● WORK TO BE COMPLETED: Copy out the records in full, word for word, without pictures.

** start of DATA FOR THE TASK **

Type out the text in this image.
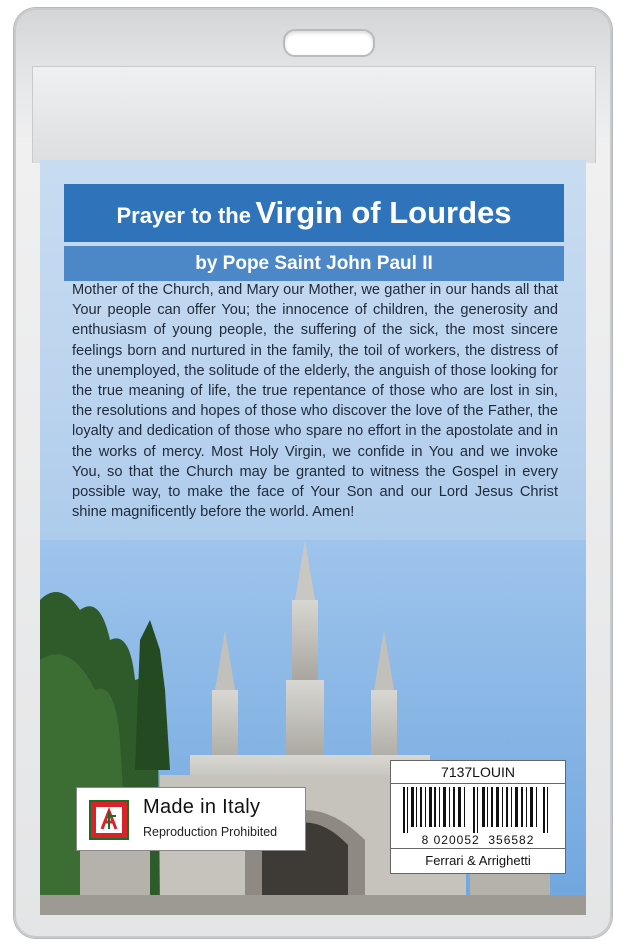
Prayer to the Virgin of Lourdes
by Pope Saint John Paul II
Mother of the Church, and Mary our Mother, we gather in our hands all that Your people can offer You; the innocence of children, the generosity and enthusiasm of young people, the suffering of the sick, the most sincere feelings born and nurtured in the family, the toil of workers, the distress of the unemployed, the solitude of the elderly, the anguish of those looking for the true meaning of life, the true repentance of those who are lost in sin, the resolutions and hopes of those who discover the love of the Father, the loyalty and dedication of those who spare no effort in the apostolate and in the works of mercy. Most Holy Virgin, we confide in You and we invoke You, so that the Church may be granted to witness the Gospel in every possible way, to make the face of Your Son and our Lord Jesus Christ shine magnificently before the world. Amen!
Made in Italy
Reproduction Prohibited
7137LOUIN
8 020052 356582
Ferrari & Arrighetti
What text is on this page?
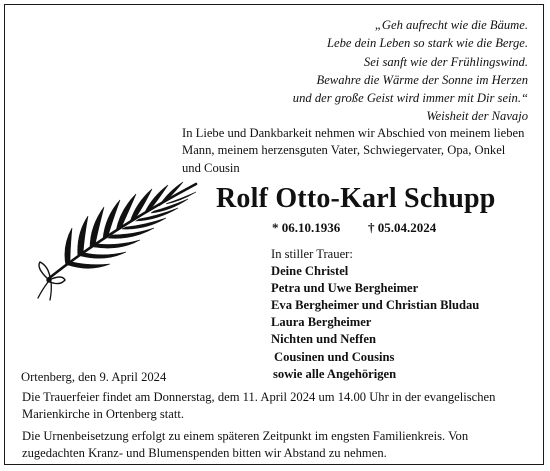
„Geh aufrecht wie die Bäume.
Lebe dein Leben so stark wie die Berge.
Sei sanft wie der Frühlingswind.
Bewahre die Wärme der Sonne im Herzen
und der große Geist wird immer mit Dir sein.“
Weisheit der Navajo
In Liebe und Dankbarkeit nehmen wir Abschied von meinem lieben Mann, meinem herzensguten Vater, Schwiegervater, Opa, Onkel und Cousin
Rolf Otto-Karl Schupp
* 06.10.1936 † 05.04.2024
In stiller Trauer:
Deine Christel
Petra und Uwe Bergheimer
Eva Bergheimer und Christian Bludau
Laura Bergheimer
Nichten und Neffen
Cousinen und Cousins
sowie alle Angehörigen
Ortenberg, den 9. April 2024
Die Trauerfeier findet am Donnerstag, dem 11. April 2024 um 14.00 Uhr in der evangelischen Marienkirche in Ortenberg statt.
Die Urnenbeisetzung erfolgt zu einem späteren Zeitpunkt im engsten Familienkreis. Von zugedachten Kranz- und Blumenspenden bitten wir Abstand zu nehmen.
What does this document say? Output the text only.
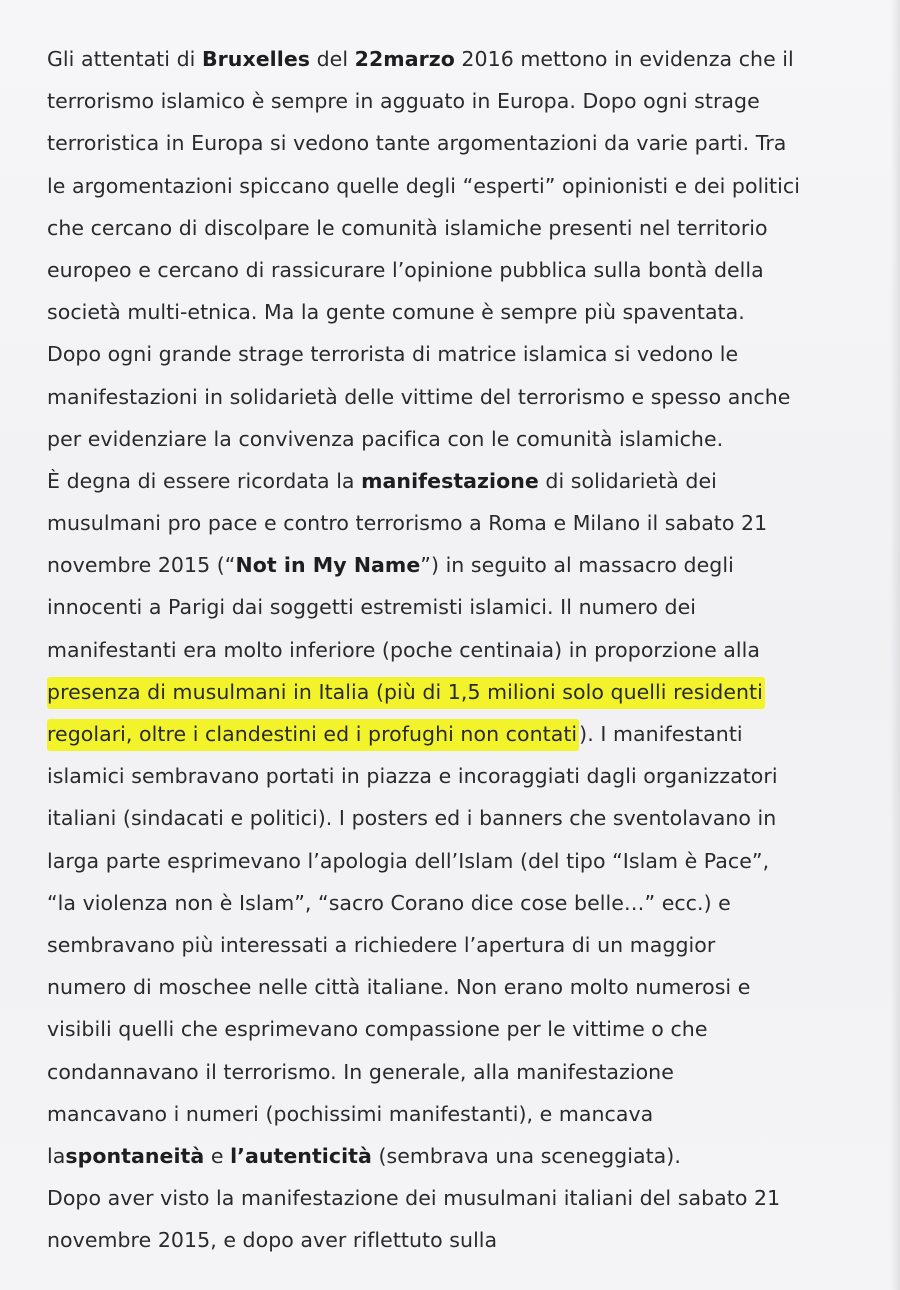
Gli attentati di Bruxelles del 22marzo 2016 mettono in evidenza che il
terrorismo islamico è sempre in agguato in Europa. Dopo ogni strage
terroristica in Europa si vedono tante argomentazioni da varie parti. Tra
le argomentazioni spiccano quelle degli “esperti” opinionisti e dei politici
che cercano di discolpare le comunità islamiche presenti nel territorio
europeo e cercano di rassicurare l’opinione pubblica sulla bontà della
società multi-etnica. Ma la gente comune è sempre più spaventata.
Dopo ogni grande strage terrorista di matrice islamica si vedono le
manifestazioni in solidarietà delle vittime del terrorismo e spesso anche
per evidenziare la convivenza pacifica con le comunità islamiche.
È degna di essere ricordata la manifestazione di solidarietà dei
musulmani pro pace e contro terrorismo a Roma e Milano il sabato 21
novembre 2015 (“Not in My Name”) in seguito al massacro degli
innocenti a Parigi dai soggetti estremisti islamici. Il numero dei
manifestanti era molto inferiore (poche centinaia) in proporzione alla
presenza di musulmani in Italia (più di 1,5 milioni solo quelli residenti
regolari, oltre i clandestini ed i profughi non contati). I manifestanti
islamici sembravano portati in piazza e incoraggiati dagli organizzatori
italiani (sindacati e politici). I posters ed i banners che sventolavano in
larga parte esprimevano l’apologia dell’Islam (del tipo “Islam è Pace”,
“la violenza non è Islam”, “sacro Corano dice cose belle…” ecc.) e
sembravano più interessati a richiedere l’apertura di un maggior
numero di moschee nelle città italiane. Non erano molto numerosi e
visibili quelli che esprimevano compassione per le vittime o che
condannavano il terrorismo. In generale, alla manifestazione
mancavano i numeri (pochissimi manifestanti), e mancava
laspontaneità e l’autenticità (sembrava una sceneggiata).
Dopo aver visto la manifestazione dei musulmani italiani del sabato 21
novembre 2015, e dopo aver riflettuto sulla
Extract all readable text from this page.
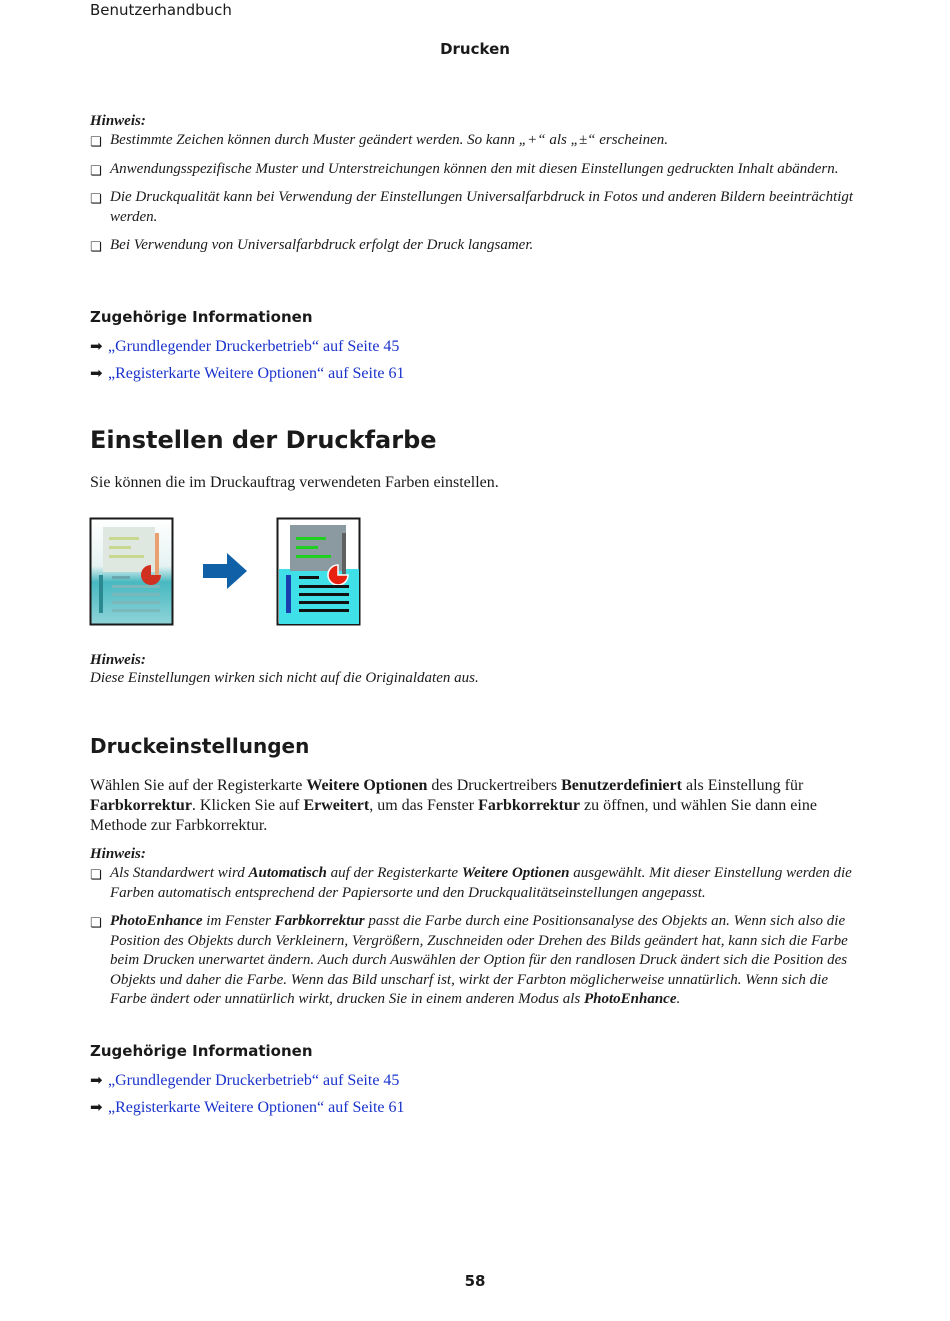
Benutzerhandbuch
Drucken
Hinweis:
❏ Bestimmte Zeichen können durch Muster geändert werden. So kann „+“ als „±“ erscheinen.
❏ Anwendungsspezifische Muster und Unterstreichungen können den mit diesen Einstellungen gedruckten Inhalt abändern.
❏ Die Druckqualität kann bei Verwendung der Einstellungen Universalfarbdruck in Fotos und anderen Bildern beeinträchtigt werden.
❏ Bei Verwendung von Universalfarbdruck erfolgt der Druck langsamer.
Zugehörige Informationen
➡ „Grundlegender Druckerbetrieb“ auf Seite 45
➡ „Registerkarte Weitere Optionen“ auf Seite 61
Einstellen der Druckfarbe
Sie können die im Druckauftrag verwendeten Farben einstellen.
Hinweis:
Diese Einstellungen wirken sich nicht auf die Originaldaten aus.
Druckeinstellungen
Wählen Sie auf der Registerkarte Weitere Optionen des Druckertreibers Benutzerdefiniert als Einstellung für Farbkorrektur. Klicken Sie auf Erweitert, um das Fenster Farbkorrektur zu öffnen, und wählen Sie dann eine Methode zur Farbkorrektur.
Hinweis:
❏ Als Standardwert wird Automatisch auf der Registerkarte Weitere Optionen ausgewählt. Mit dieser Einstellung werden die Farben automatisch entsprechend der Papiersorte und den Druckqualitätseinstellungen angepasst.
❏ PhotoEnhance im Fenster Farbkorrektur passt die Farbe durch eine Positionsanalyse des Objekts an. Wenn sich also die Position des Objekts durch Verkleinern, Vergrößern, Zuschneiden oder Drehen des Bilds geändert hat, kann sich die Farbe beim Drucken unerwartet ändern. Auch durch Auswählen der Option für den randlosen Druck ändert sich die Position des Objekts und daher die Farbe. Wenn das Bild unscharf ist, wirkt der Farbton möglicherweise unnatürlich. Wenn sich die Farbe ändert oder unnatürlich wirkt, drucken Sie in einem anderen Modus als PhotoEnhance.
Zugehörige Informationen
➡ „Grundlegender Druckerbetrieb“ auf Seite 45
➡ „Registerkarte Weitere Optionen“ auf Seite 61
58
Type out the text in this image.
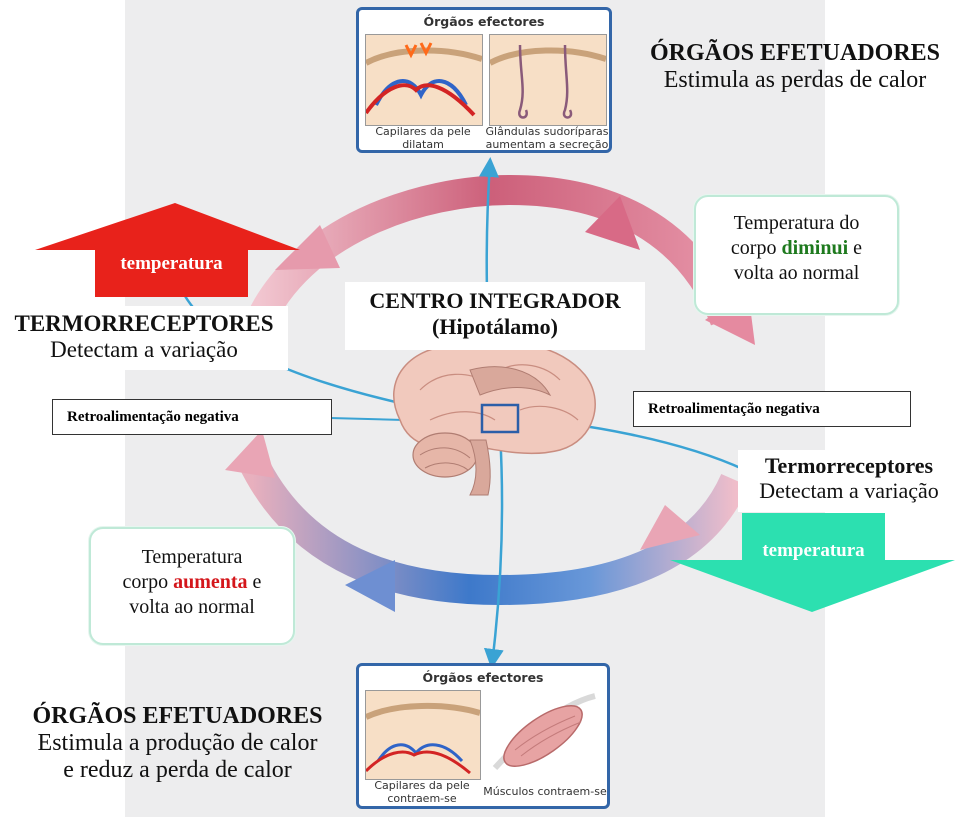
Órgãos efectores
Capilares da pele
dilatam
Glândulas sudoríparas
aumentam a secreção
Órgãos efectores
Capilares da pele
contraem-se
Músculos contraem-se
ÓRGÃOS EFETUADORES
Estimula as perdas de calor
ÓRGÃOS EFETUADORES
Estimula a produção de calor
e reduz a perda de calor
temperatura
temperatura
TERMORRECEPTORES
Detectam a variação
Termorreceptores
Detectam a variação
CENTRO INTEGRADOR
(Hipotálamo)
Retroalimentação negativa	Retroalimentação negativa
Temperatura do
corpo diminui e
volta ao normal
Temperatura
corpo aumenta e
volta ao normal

** end of DATA FOR THE TASK **

● ANSWER TO THIS TASK:
Type out the text in this image.
Prayer to the Virgin of Lourdes
by Pope Saint John Paul II
Mother of the Church, and Mary our Mother, we gather in our hands all that Your people can offer You; the innocence of children, the generosity and enthusiasm of young people, the suffering of the sick, the most sincere feelings born and nurtured in the family, the toil of workers, the distress of the unemployed, the solitude of the elderly, the anguish of those looking for the true meaning of life, the true repentance of those who are lost in sin, the resolutions and hopes of those who discover the love of the Father, the loyalty and dedication of those who spare no effort in the apostolate and in the works of mercy. Most Holy Virgin, we confide in You and we invoke You, so that the Church may be granted to witness the Gospel in every possible way, to make the face of Your Son and our Lord Jesus Christ shine magnificently before the world. Amen!
Made in Italy
Reproduction Prohibited
7137LOUIN
8 020052 356582
Ferrari & Arrighetti
What text is on this page?
„Geh aufrecht wie die Bäume.
Lebe dein Leben so stark wie die Berge.
Sei sanft wie der Frühlingswind.
Bewahre die Wärme der Sonne im Herzen
und der große Geist wird immer mit Dir sein.“
Weisheit der Navajo
In Liebe und Dankbarkeit nehmen wir Abschied von meinem lieben Mann, meinem herzensguten Vater, Schwiegervater, Opa, Onkel und Cousin
Rolf Otto-Karl Schupp
* 06.10.1936 † 05.04.2024
In stiller Trauer:
Deine Christel
Petra und Uwe Bergheimer
Eva Bergheimer und Christian Bludau
Laura Bergheimer
Nichten und Neffen
Cousinen und Cousins
sowie alle Angehörigen
Ortenberg, den 9. April 2024
Die Trauerfeier findet am Donnerstag, dem 11. April 2024 um 14.00 Uhr in der evangelischen Marienkirche in Ortenberg statt.
Die Urnenbeisetzung erfolgt zu einem späteren Zeitpunkt im engsten Familienkreis. Von zugedachten Kranz- und Blumenspenden bitten wir Abstand zu nehmen.
What does this document say? Output the text only.
Gli attentati di Bruxelles del 22marzo 2016 mettono in evidenza che il
terrorismo islamico è sempre in agguato in Europa. Dopo ogni strage
terroristica in Europa si vedono tante argomentazioni da varie parti. Tra
le argomentazioni spiccano quelle degli “esperti” opinionisti e dei politici
che cercano di discolpare le comunità islamiche presenti nel territorio
europeo e cercano di rassicurare l’opinione pubblica sulla bontà della
società multi-etnica. Ma la gente comune è sempre più spaventata.
Dopo ogni grande strage terrorista di matrice islamica si vedono le
manifestazioni in solidarietà delle vittime del terrorismo e spesso anche
per evidenziare la convivenza pacifica con le comunità islamiche.
È degna di essere ricordata la manifestazione di solidarietà dei
musulmani pro pace e contro terrorismo a Roma e Milano il sabato 21
novembre 2015 (“Not in My Name”) in seguito al massacro degli
innocenti a Parigi dai soggetti estremisti islamici. Il numero dei
manifestanti era molto inferiore (poche centinaia) in proporzione alla
presenza di musulmani in Italia (più di 1,5 milioni solo quelli residenti
regolari, oltre i clandestini ed i profughi non contati). I manifestanti
islamici sembravano portati in piazza e incoraggiati dagli organizzatori
italiani (sindacati e politici). I posters ed i banners che sventolavano in
larga parte esprimevano l’apologia dell’Islam (del tipo “Islam è Pace”,
“la violenza non è Islam”, “sacro Corano dice cose belle…” ecc.) e
sembravano più interessati a richiedere l’apertura di un maggior
numero di moschee nelle città italiane. Non erano molto numerosi e
visibili quelli che esprimevano compassione per le vittime o che
condannavano il terrorismo. In generale, alla manifestazione
mancavano i numeri (pochissimi manifestanti), e mancava
laspontaneità e l’autenticità (sembrava una sceneggiata).
Dopo aver visto la manifestazione dei musulmani italiani del sabato 21
novembre 2015, e dopo aver riflettuto sulla
Extract all readable text from this page.
Benutzerhandbuch
Drucken
Hinweis:
❏ Bestimmte Zeichen können durch Muster geändert werden. So kann „+“ als „±“ erscheinen.
❏ Anwendungsspezifische Muster und Unterstreichungen können den mit diesen Einstellungen gedruckten Inhalt abändern.
❏ Die Druckqualität kann bei Verwendung der Einstellungen Universalfarbdruck in Fotos und anderen Bildern beeinträchtigt werden.
❏ Bei Verwendung von Universalfarbdruck erfolgt der Druck langsamer.
Zugehörige Informationen
➡ „Grundlegender Druckerbetrieb“ auf Seite 45
➡ „Registerkarte Weitere Optionen“ auf Seite 61
Einstellen der Druckfarbe
Sie können die im Druckauftrag verwendeten Farben einstellen.
Hinweis:
Diese Einstellungen wirken sich nicht auf die Originaldaten aus.
Druckeinstellungen
Wählen Sie auf der Registerkarte Weitere Optionen des Druckertreibers Benutzerdefiniert als Einstellung für Farbkorrektur. Klicken Sie auf Erweitert, um das Fenster Farbkorrektur zu öffnen, und wählen Sie dann eine Methode zur Farbkorrektur.
Hinweis:
❏ Als Standardwert wird Automatisch auf der Registerkarte Weitere Optionen ausgewählt. Mit dieser Einstellung werden die Farben automatisch entsprechend der Papiersorte und den Druckqualitätseinstellungen angepasst.
❏ PhotoEnhance im Fenster Farbkorrektur passt die Farbe durch eine Positionsanalyse des Objekts an. Wenn sich also die Position des Objekts durch Verkleinern, Vergrößern, Zuschneiden oder Drehen des Bilds geändert hat, kann sich die Farbe beim Drucken unerwartet ändern. Auch durch Auswählen der Option für den randlosen Druck ändert sich die Position des Objekts und daher die Farbe. Wenn das Bild unscharf ist, wirkt der Farbton möglicherweise unnatürlich. Wenn sich die Farbe ändert oder unnatürlich wirkt, drucken Sie in einem anderen Modus als PhotoEnhance.
Zugehörige Informationen
➡ „Grundlegender Druckerbetrieb“ auf Seite 45
➡ „Registerkarte Weitere Optionen“ auf Seite 61
58
Type out the text in this image.
Órgãos efectores
Capilares da pele
dilatam
Glândulas sudoríparas
aumentam a secreção
Órgãos efectores
Capilares da pele
contraem-se
Músculos contraem-se
ÓRGÃOS EFETUADORES
Estimula as perdas de calor
ÓRGÃOS EFETUADORES
Estimula a produção de calor
e reduz a perda de calor
temperatura
temperatura
TERMORRECEPTORES
Detectam a variação
Termorreceptores
Detectam a variação
CENTRO INTEGRADOR
(Hipotálamo)
Retroalimentação negativa	Retroalimentação negativa
Temperatura do
corpo diminui e
volta ao normal
Temperatura
corpo aumenta e
volta ao normal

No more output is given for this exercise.